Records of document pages
● ● ●
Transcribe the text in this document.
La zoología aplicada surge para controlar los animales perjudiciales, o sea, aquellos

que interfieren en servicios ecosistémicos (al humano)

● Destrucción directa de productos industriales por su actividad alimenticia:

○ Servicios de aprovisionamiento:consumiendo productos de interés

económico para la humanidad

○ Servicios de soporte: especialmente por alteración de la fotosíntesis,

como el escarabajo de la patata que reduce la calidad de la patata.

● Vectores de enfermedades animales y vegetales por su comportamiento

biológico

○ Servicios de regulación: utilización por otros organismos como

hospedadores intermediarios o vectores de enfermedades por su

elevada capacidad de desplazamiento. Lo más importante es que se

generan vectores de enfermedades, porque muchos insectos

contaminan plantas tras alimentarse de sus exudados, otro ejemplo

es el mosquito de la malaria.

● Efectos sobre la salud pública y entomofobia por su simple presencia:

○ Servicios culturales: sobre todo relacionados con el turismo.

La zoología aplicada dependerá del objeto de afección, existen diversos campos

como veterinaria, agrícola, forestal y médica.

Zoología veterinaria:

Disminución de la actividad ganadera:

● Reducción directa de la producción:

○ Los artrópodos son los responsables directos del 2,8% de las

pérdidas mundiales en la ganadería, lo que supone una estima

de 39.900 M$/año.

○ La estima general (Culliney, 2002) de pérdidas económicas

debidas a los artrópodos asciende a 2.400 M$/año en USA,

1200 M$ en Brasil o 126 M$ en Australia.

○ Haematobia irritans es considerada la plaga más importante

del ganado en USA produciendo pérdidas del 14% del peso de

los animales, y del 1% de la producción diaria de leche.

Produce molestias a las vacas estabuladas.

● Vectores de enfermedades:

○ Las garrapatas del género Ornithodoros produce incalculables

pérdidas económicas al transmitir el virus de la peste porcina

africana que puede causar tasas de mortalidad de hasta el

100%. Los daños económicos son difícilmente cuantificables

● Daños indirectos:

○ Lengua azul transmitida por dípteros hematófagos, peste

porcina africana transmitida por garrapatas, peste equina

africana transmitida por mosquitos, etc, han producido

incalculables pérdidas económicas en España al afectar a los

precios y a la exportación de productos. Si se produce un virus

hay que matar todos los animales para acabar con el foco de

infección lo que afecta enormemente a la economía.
● ● ●
What needs to be done
Each line of the data must be copied exactly as it appears.

Solution for this problem
Transcribe the text in this document.
La zoología aplicada surge para controlar los animales perjudiciales, o sea, aquellos

que interfieren en servicios ecosistémicos (al humano)

● Destrucción directa de productos industriales por su actividad alimenticia:

○ Servicios de aprovisionamiento:consumiendo productos de interés

económico para la humanidad

○ Servicios de soporte: especialmente por alteración de la fotosíntesis,

como el escarabajo de la patata que reduce la calidad de la patata.

● Vectores de enfermedades animales y vegetales por su comportamiento

biológico

○ Servicios de regulación: utilización por otros organismos como

hospedadores intermediarios o vectores de enfermedades por su

elevada capacidad de desplazamiento. Lo más importante es que se

generan vectores de enfermedades, porque muchos insectos

contaminan plantas tras alimentarse de sus exudados, otro ejemplo

es el mosquito de la malaria.

● Efectos sobre la salud pública y entomofobia por su simple presencia:

○ Servicios culturales: sobre todo relacionados con el turismo.

La zoología aplicada dependerá del objeto de afección, existen diversos campos

como veterinaria, agrícola, forestal y médica.

Zoología veterinaria:

Disminución de la actividad ganadera:

● Reducción directa de la producción:

○ Los artrópodos son los responsables directos del 2,8% de las

pérdidas mundiales en la ganadería, lo que supone una estima

de 39.900 M$/año.

○ La estima general (Culliney, 2002) de pérdidas económicas

debidas a los artrópodos asciende a 2.400 M$/año en USA,

1200 M$ en Brasil o 126 M$ en Australia.

○ Haematobia irritans es considerada la plaga más importante

del ganado en USA produciendo pérdidas del 14% del peso de

los animales, y del 1% de la producción diaria de leche.

Produce molestias a las vacas estabuladas.

● Vectores de enfermedades:

○ Las garrapatas del género Ornithodoros produce incalculables

pérdidas económicas al transmitir el virus de la peste porcina

africana que puede causar tasas de mortalidad de hasta el

100%. Los daños económicos son difícilmente cuantificables

● Daños indirectos:

○ Lengua azul transmitida por dípteros hematófagos, peste

porcina africana transmitida por garrapatas, peste equina

africana transmitida por mosquitos, etc, han producido

incalculables pérdidas económicas en España al afectar a los

precios y a la exportación de productos. Si se produce un virus

hay que matar todos los animales para acabar con el foco de

infección lo que afecta enormemente a la economía.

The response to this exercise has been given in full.